**Exercise set:**
[A] According to the protocol security analysis, how many bits of entropy does K have under the random oracle model?
[B] Extend the protocol security analysis with further text, starting after its final point on perfect forward secrecy.

==== Source ====

1. Under the random oracle model, K has at least 255 bits of entropy (it's a
256-bit hash computed from a value with at least 256 bits of entropy).
2. Provided that at least one party is following the protocol and the key
file has been used for fewer than 2^64 connections, the probability of the
tuple (K, nonce_C, nonce_S) being non-unique is less than 2^(-192).
3. Under the random oracle model, the probability of an attacker without
access to K guessing either of dhmac_C and dhmac_S is less than
P(attacker guesses K) +
P(the tuple has been input to the oracle before) +
P(the attacker directly guesses),
which is less than
2^(-255) + 2^(-192) + 2^(-255) = 2^(-192) + 2^(-254).
4. Consequently, in order for an attacker to convince a protocol-obeying
party that a tuple (y, h) is legitimate, the attacker must do at least 2^190
expected work (which we consider to be computationally infeasible and do not
consider any further).
5. If one of the parties opts to not have perfect forward secrecy, then the
value y_SC will be equal to 1 and dk_2 will have the same security properties
as dk_1, i.e., it will be computationally infeasible for an attacker without
access to K to compute dk_2.

==== Data excerpts ====

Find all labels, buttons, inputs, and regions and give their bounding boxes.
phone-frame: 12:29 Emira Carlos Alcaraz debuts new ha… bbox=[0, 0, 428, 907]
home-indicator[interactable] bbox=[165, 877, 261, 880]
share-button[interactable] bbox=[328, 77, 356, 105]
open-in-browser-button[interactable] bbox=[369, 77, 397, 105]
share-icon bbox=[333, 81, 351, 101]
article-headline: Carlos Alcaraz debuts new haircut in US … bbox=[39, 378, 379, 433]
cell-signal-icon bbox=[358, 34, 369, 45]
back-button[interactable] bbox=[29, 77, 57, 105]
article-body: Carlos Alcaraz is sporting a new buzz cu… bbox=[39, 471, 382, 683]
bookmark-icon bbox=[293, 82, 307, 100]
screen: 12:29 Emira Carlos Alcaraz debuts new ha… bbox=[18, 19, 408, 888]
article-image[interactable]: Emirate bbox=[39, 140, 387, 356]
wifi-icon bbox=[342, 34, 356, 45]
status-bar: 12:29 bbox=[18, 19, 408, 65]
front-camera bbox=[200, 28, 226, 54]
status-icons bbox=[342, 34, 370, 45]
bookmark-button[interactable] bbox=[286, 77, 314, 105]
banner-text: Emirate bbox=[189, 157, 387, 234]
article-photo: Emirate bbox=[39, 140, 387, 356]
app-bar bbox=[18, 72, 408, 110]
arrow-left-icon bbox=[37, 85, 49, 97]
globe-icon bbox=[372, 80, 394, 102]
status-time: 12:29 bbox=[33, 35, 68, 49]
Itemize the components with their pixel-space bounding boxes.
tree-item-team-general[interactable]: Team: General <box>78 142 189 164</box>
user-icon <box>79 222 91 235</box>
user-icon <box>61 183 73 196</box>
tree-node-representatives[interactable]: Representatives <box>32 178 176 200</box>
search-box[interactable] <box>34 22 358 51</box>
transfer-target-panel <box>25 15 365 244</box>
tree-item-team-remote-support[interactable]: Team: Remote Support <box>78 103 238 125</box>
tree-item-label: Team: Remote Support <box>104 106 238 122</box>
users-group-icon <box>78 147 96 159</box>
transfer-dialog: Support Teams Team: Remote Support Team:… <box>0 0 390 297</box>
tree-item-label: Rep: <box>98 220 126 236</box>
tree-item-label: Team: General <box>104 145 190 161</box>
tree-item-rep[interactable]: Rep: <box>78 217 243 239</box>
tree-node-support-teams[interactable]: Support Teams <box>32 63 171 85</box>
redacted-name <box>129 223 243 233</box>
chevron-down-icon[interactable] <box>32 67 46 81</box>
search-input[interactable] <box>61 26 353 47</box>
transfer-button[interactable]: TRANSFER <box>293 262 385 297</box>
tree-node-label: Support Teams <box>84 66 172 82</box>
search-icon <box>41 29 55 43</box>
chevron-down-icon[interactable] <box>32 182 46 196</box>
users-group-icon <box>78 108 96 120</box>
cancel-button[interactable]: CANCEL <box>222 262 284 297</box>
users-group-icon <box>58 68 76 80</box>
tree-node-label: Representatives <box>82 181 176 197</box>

====

**Task results:**
[A] At least 255 bits.

[B]
6. If both parties opt for perfect forward secrecy, an attacker who can
compute y_SC has solved a Diffie-Hellman problem over the 2048-bit group #14,
which is (under the CDH assumption) computationally infeasible.
7. Consequently, if both parties opt for perfect forward secrecy, an attacker
who obtains access to K after the handshake has completed will continue to be
unable to compute dk_2 from information exchanged during the handshake.
8. Under the random oracle model, the packets P are indistinguishable from
random 1060-byte packets; thus no information about the keys used or the
plaintext being transmitted is revealed by post-key-exchange communications.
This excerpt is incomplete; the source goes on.